▶ _PROBLEM DETAILS_:
Your reply should be one number: the count of lines holding the word "name".

▶ _SUPPLIED RECORDS_:
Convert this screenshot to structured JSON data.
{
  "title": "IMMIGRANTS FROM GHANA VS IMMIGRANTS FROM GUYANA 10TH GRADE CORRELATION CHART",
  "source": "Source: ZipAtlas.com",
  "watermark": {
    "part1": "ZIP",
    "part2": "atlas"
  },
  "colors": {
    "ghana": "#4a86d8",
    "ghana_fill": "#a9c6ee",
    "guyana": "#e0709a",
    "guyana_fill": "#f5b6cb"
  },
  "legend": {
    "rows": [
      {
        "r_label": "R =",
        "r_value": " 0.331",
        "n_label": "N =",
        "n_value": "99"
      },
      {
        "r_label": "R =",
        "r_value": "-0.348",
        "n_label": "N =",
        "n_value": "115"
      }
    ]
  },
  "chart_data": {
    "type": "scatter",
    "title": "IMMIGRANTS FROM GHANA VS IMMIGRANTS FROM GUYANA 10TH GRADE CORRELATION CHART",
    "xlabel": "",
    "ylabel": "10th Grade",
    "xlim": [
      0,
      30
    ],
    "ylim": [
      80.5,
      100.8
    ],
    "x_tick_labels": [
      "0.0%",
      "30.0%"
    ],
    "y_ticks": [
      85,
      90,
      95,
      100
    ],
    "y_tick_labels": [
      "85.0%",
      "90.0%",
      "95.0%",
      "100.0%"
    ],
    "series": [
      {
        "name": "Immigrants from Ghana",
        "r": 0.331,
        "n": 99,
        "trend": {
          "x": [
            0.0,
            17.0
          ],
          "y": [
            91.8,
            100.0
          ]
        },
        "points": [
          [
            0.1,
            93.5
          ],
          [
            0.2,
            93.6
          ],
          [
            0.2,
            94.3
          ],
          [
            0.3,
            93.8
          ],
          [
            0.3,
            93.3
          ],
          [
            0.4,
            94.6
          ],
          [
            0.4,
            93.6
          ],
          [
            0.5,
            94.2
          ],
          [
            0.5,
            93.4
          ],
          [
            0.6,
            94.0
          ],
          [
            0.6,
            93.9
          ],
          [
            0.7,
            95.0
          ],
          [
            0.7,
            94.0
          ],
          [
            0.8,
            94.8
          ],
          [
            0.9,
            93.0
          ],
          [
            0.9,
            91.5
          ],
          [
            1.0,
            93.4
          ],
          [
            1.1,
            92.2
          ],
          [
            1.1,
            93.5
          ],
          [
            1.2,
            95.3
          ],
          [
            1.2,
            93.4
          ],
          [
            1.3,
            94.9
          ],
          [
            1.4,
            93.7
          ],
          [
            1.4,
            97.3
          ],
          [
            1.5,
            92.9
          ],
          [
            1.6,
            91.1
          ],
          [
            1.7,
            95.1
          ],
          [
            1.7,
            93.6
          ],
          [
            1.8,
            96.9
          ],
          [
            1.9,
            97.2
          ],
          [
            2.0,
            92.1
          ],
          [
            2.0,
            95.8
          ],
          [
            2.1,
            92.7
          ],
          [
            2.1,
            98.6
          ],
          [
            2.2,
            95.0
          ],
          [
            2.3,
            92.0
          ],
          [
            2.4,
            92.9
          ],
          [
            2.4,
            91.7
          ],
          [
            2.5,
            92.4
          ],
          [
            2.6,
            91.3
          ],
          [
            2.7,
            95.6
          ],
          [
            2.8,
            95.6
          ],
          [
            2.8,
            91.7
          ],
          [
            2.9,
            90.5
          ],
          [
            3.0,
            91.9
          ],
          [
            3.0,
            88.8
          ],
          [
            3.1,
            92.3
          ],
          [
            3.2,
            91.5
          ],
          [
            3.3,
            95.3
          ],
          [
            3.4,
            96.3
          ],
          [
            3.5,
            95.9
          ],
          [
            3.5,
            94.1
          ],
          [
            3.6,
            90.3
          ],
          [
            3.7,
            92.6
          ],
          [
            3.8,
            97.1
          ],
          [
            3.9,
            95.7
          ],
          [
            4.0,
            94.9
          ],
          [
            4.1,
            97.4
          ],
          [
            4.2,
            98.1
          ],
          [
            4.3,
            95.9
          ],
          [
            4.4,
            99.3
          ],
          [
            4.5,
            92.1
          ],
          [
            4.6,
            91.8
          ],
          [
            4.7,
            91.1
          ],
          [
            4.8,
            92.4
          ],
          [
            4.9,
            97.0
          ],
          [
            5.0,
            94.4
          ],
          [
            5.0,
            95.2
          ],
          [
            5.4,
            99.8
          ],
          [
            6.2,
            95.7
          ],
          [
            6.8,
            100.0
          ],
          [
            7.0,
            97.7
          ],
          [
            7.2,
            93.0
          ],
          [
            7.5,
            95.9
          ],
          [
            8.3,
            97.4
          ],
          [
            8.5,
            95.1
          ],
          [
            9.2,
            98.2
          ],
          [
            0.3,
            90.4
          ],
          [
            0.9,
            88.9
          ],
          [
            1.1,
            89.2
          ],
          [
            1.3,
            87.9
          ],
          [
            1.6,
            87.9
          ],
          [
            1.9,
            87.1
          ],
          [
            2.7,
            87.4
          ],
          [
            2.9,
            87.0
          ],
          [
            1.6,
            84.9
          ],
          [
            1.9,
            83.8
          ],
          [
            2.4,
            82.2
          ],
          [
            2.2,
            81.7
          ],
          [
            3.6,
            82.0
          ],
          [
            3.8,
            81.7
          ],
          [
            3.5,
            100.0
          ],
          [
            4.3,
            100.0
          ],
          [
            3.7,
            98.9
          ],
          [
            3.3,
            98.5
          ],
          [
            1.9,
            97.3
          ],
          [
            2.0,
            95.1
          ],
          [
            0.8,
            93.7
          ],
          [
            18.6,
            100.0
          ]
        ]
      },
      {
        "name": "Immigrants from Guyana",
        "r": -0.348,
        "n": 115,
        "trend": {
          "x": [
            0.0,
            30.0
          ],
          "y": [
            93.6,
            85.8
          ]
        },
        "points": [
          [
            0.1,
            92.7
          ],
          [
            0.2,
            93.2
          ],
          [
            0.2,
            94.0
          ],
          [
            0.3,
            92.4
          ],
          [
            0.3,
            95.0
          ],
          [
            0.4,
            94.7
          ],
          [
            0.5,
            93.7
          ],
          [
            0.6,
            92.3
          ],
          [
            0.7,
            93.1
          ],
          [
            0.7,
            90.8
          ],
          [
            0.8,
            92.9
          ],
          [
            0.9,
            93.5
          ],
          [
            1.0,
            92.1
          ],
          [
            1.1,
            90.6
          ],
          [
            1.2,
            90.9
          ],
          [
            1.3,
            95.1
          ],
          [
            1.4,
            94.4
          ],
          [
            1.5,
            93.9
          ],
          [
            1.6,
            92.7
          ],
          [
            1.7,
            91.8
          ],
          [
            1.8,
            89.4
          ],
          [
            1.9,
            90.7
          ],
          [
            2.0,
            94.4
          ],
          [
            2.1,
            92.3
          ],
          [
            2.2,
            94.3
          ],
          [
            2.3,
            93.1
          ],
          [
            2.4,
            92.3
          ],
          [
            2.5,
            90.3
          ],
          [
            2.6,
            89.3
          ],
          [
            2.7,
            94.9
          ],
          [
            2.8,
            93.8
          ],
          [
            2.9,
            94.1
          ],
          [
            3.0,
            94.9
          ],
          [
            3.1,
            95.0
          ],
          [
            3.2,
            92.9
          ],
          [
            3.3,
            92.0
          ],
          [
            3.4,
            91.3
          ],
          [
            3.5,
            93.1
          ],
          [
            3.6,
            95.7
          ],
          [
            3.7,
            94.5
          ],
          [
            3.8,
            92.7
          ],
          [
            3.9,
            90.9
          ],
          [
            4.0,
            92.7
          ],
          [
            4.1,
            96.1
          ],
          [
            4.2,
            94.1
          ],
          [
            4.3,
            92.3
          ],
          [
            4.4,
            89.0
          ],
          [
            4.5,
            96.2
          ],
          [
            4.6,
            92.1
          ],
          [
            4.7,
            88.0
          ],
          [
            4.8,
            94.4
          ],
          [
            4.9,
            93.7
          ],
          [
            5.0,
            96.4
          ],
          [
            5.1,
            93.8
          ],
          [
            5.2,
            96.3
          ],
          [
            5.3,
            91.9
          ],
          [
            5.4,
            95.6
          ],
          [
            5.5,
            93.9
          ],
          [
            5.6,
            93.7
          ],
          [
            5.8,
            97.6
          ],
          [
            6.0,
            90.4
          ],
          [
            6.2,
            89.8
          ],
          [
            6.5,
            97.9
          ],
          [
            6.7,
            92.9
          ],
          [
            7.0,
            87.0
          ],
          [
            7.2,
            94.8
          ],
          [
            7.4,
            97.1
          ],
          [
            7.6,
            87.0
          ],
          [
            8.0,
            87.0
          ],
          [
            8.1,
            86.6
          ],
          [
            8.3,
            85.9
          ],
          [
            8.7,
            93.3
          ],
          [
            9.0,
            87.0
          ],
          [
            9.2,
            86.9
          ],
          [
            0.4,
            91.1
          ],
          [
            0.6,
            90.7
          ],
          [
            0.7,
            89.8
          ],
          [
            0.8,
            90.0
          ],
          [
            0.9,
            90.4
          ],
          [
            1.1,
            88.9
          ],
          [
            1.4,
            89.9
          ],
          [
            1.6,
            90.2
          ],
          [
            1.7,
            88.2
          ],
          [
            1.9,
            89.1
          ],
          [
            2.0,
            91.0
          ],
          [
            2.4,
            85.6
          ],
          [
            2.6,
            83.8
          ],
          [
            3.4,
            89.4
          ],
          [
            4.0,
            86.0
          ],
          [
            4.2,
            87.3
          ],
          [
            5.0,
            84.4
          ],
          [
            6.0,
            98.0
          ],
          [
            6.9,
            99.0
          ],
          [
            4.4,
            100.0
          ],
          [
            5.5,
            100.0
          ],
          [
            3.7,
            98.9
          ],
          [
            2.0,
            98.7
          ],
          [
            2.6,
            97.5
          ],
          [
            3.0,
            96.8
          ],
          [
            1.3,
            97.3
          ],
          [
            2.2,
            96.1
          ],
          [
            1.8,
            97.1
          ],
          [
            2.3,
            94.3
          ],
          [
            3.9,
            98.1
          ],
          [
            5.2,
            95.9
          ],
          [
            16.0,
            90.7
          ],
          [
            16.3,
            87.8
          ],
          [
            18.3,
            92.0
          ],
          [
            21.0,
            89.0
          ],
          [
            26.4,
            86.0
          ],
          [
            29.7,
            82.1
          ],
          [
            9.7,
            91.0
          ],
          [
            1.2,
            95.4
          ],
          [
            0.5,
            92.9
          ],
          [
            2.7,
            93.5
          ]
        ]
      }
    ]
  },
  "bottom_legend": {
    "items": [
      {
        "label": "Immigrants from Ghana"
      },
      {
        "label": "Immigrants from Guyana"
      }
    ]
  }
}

▶ _TASK SOLUTION_:
2